▶ [Task requirements]
Below are some records; retype all of them exactly.

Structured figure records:

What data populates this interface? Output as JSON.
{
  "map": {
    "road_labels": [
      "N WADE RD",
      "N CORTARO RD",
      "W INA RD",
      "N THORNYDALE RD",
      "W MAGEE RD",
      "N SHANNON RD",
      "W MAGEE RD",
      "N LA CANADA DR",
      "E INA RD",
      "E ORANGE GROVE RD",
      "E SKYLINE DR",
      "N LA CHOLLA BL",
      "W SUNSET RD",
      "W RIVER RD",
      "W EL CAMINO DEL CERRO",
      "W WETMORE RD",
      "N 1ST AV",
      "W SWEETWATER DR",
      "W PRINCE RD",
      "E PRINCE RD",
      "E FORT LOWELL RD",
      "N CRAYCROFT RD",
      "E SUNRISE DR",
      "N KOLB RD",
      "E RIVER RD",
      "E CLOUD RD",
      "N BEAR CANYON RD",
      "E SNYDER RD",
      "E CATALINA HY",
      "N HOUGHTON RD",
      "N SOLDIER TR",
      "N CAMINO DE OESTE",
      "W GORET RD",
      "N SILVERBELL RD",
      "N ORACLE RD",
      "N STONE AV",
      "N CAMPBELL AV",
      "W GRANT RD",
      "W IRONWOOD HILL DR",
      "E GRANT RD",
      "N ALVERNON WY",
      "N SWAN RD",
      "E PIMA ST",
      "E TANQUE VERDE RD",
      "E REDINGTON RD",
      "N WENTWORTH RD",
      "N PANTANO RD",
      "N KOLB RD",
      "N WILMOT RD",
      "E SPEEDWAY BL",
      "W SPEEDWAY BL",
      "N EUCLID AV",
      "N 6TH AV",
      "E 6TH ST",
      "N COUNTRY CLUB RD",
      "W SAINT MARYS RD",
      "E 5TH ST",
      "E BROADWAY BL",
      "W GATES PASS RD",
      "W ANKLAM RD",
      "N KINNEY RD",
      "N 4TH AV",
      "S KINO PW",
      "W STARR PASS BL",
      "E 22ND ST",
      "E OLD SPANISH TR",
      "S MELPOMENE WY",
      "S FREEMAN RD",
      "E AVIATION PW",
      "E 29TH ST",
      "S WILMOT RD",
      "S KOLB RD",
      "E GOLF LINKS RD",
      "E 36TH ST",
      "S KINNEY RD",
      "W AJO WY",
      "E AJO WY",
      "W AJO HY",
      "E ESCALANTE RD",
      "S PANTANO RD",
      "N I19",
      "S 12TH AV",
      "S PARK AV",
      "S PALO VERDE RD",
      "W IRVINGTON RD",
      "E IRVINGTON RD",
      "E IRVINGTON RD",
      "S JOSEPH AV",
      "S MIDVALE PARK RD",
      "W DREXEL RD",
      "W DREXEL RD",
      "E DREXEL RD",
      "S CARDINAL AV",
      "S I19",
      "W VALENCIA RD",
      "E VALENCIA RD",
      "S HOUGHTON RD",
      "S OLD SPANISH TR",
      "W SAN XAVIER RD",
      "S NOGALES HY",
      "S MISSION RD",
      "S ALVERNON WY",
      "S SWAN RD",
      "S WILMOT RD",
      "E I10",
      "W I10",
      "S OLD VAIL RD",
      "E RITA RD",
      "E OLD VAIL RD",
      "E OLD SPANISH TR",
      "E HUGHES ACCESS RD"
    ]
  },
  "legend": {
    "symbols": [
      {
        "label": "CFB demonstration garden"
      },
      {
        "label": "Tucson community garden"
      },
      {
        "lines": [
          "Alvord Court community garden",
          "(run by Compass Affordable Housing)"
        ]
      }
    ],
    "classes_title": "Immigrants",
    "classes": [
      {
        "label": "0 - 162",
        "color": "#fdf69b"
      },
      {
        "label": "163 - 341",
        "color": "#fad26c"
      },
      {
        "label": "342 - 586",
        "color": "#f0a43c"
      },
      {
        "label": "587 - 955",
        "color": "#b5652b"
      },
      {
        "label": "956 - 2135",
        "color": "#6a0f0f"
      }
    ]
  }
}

▶ [The solution]
What data populates this interface? Output as JSON.
{
  "map": {
    "road_labels": [
      "N WADE RD",
      "N CORTARO RD",
      "W INA RD",
      "N THORNYDALE RD",
      "W MAGEE RD",
      "N SHANNON RD",
      "W MAGEE RD",
      "N LA CANADA DR",
      "E INA RD",
      "E ORANGE GROVE RD",
      "E SKYLINE DR",
      "N LA CHOLLA BL",
      "W SUNSET RD",
      "W RIVER RD",
      "W EL CAMINO DEL CERRO",
      "W WETMORE RD",
      "N 1ST AV",
      "W SWEETWATER DR",
      "W PRINCE RD",
      "E PRINCE RD",
      "E FORT LOWELL RD",
      "N CRAYCROFT RD",
      "E SUNRISE DR",
      "N KOLB RD",
      "E RIVER RD",
      "E CLOUD RD",
      "N BEAR CANYON RD",
      "E SNYDER RD",
      "E CATALINA HY",
      "N HOUGHTON RD",
      "N SOLDIER TR",
      "N CAMINO DE OESTE",
      "W GORET RD",
      "N SILVERBELL RD",
      "N ORACLE RD",
      "N STONE AV",
      "N CAMPBELL AV",
      "W GRANT RD",
      "W IRONWOOD HILL DR",
      "E GRANT RD",
      "N ALVERNON WY",
      "N SWAN RD",
      "E PIMA ST",
      "E TANQUE VERDE RD",
      "E REDINGTON RD",
      "N WENTWORTH RD",
      "N PANTANO RD",
      "N KOLB RD",
      "N WILMOT RD",
      "E SPEEDWAY BL",
      "W SPEEDWAY BL",
      "N EUCLID AV",
      "N 6TH AV",
      "E 6TH ST",
      "N COUNTRY CLUB RD",
      "W SAINT MARYS RD",
      "E 5TH ST",
      "E BROADWAY BL",
      "W GATES PASS RD",
      "W ANKLAM RD",
      "N KINNEY RD",
      "N 4TH AV",
      "S KINO PW",
      "W STARR PASS BL",
      "E 22ND ST",
      "E OLD SPANISH TR",
      "S MELPOMENE WY",
      "S FREEMAN RD",
      "E AVIATION PW",
      "E 29TH ST",
      "S WILMOT RD",
      "S KOLB RD",
      "E GOLF LINKS RD",
      "E 36TH ST",
      "S KINNEY RD",
      "W AJO WY",
      "E AJO WY",
      "W AJO HY",
      "E ESCALANTE RD",
      "S PANTANO RD",
      "N I19",
      "S 12TH AV",
      "S PARK AV",
      "S PALO VERDE RD",
      "W IRVINGTON RD",
      "E IRVINGTON RD",
      "E IRVINGTON RD",
      "S JOSEPH AV",
      "S MIDVALE PARK RD",
      "W DREXEL RD",
      "W DREXEL RD",
      "E DREXEL RD",
      "S CARDINAL AV",
      "S I19",
      "W VALENCIA RD",
      "E VALENCIA RD",
      "S HOUGHTON RD",
      "S OLD SPANISH TR",
      "W SAN XAVIER RD",
      "S NOGALES HY",
      "S MISSION RD",
      "S ALVERNON WY",
      "S SWAN RD",
      "S WILMOT RD",
      "E I10",
      "W I10",
      "S OLD VAIL RD",
      "E RITA RD",
      "E OLD VAIL RD",
      "E OLD SPANISH TR",
      "E HUGHES ACCESS RD"
    ]
  },
  "legend": {
    "symbols": [
      {
        "label": "CFB demonstration garden"
      },
      {
        "label": "Tucson community garden"
      },
      {
        "lines": [
          "Alvord Court community garden",
          "(run by Compass Affordable Housing)"
        ]
      }
    ],
    "classes_title": "Immigrants",
    "classes": [
      {
        "label": "0 - 162",
        "color": "#fdf69b"
      },
      {
        "label": "163 - 341",
        "color": "#fad26c"
      },
      {
        "label": "342 - 586",
        "color": "#f0a43c"
      },
      {
        "label": "587 - 955",
        "color": "#b5652b"
      },
      {
        "label": "956 - 2135",
        "color": "#6a0f0f"
      }
    ]
  }
}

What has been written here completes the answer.